+++ RECORDS FOR THE EXERCISE

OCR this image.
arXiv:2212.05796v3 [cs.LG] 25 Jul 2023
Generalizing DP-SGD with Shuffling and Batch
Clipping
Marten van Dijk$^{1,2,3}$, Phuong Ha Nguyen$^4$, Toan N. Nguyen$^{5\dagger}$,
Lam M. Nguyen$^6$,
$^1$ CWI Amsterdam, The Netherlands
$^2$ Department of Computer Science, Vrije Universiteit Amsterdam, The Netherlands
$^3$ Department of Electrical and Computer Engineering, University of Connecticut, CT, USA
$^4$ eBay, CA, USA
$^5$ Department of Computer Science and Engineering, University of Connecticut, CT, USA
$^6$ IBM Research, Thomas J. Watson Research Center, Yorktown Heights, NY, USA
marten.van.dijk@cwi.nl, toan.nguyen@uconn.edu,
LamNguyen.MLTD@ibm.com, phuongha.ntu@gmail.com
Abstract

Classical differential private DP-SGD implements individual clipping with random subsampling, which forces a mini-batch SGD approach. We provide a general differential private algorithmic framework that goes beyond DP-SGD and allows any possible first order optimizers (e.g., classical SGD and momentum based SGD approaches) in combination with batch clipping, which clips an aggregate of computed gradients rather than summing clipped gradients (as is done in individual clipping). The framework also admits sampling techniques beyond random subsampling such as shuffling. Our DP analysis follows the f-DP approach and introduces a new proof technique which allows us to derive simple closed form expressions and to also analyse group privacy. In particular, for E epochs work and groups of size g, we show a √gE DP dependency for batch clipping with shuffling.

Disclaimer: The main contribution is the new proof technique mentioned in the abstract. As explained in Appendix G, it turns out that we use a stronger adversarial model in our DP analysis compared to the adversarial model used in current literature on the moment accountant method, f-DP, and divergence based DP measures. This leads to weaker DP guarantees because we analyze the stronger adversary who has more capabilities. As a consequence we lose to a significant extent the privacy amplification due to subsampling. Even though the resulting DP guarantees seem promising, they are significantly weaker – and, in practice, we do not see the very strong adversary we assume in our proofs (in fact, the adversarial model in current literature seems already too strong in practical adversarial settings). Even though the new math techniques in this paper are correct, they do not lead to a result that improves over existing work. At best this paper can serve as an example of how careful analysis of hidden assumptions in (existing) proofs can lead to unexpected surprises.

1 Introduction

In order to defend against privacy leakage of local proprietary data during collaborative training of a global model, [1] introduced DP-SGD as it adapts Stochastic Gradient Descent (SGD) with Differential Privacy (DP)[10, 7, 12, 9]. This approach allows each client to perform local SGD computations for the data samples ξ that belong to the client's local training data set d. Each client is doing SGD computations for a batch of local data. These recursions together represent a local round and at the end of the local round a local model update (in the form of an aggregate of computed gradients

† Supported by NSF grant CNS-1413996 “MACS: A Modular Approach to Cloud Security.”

++++++

**SET EXERCISE:** From the records above, extract every entry verbatim.

**ANSWER TO THE TASK:**
OCR this image.
arXiv:2212.05796v3 [cs.LG] 25 Jul 2023
Generalizing DP-SGD with Shuffling and Batch
Clipping
Marten van Dijk$^{1,2,3}$, Phuong Ha Nguyen$^4$, Toan N. Nguyen$^{5\dagger}$,
Lam M. Nguyen$^6$,
$^1$ CWI Amsterdam, The Netherlands
$^2$ Department of Computer Science, Vrije Universiteit Amsterdam, The Netherlands
$^3$ Department of Electrical and Computer Engineering, University of Connecticut, CT, USA
$^4$ eBay, CA, USA
$^5$ Department of Computer Science and Engineering, University of Connecticut, CT, USA
$^6$ IBM Research, Thomas J. Watson Research Center, Yorktown Heights, NY, USA
marten.van.dijk@cwi.nl, toan.nguyen@uconn.edu,
LamNguyen.MLTD@ibm.com, phuongha.ntu@gmail.com
Abstract

Classical differential private DP-SGD implements individual clipping with random subsampling, which forces a mini-batch SGD approach. We provide a general differential private algorithmic framework that goes beyond DP-SGD and allows any possible first order optimizers (e.g., classical SGD and momentum based SGD approaches) in combination with batch clipping, which clips an aggregate of computed gradients rather than summing clipped gradients (as is done in individual clipping). The framework also admits sampling techniques beyond random subsampling such as shuffling. Our DP analysis follows the f-DP approach and introduces a new proof technique which allows us to derive simple closed form expressions and to also analyse group privacy. In particular, for E epochs work and groups of size g, we show a √gE DP dependency for batch clipping with shuffling.

Disclaimer: The main contribution is the new proof technique mentioned in the abstract. As explained in Appendix G, it turns out that we use a stronger adversarial model in our DP analysis compared to the adversarial model used in current literature on the moment accountant method, f-DP, and divergence based DP measures. This leads to weaker DP guarantees because we analyze the stronger adversary who has more capabilities. As a consequence we lose to a significant extent the privacy amplification due to subsampling. Even though the resulting DP guarantees seem promising, they are significantly weaker – and, in practice, we do not see the very strong adversary we assume in our proofs (in fact, the adversarial model in current literature seems already too strong in practical adversarial settings). Even though the new math techniques in this paper are correct, they do not lead to a result that improves over existing work. At best this paper can serve as an example of how careful analysis of hidden assumptions in (existing) proofs can lead to unexpected surprises.

1 Introduction

In order to defend against privacy leakage of local proprietary data during collaborative training of a global model, [1] introduced DP-SGD as it adapts Stochastic Gradient Descent (SGD) with Differential Privacy (DP)[10, 7, 12, 9]. This approach allows each client to perform local SGD computations for the data samples ξ that belong to the client's local training data set d. Each client is doing SGD computations for a batch of local data. These recursions together represent a local round and at the end of the local round a local model update (in the form of an aggregate of computed gradients

† Supported by NSF grant CNS-1413996 “MACS: A Modular Approach to Cloud Security.”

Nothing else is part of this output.